### Problem requirements
Repeat the records word for word, excluding any picture.

—————

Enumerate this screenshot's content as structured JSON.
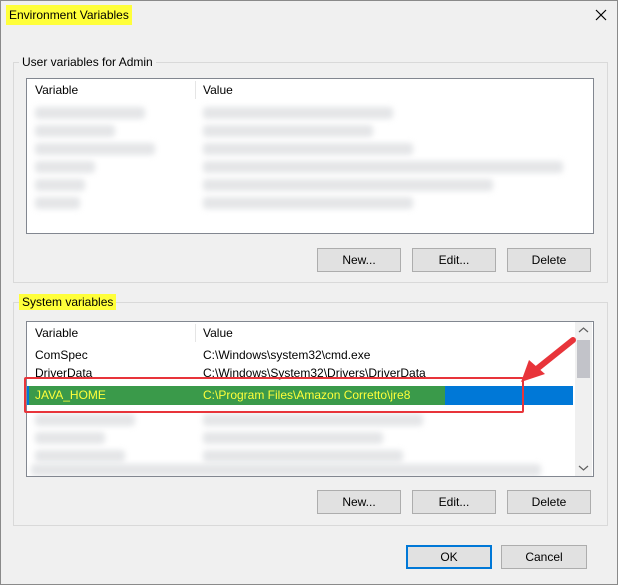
{
  "window": {
    "title": "Environment Variables"
  },
  "user_group": {
    "label": "User variables for Admin",
    "columns": [
      "Variable",
      "Value"
    ],
    "buttons": {
      "new": "New...",
      "edit": "Edit...",
      "delete": "Delete"
    }
  },
  "system_group": {
    "label": "System variables",
    "columns": [
      "Variable",
      "Value"
    ],
    "rows": [
      {
        "variable": "ComSpec",
        "value": "C:\\Windows\\system32\\cmd.exe"
      },
      {
        "variable": "DriverData",
        "value": "C:\\Windows\\System32\\Drivers\\DriverData"
      },
      {
        "variable": "JAVA_HOME",
        "value": "C:\\Program Files\\Amazon Corretto\\jre8"
      }
    ],
    "buttons": {
      "new": "New...",
      "edit": "Edit...",
      "delete": "Delete"
    }
  },
  "footer": {
    "ok": "OK",
    "cancel": "Cancel"
  },
  "colors": {
    "highlight_yellow": "#ffff3a",
    "selection_blue": "#0078d7",
    "selection_green": "#3a9a4a",
    "annotation_red": "#e8343a"
  }
}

—————

### Correct answer
Enumerate this screenshot's content as structured JSON.
{
  "window": {
    "title": "Environment Variables"
  },
  "user_group": {
    "label": "User variables for Admin",
    "columns": [
      "Variable",
      "Value"
    ],
    "buttons": {
      "new": "New...",
      "edit": "Edit...",
      "delete": "Delete"
    }
  },
  "system_group": {
    "label": "System variables",
    "columns": [
      "Variable",
      "Value"
    ],
    "rows": [
      {
        "variable": "ComSpec",
        "value": "C:\\Windows\\system32\\cmd.exe"
      },
      {
        "variable": "DriverData",
        "value": "C:\\Windows\\System32\\Drivers\\DriverData"
      },
      {
        "variable": "JAVA_HOME",
        "value": "C:\\Program Files\\Amazon Corretto\\jre8"
      }
    ],
    "buttons": {
      "new": "New...",
      "edit": "Edit...",
      "delete": "Delete"
    }
  },
  "footer": {
    "ok": "OK",
    "cancel": "Cancel"
  },
  "colors": {
    "highlight_yellow": "#ffff3a",
    "selection_blue": "#0078d7",
    "selection_green": "#3a9a4a",
    "annotation_red": "#e8343a"
  }
}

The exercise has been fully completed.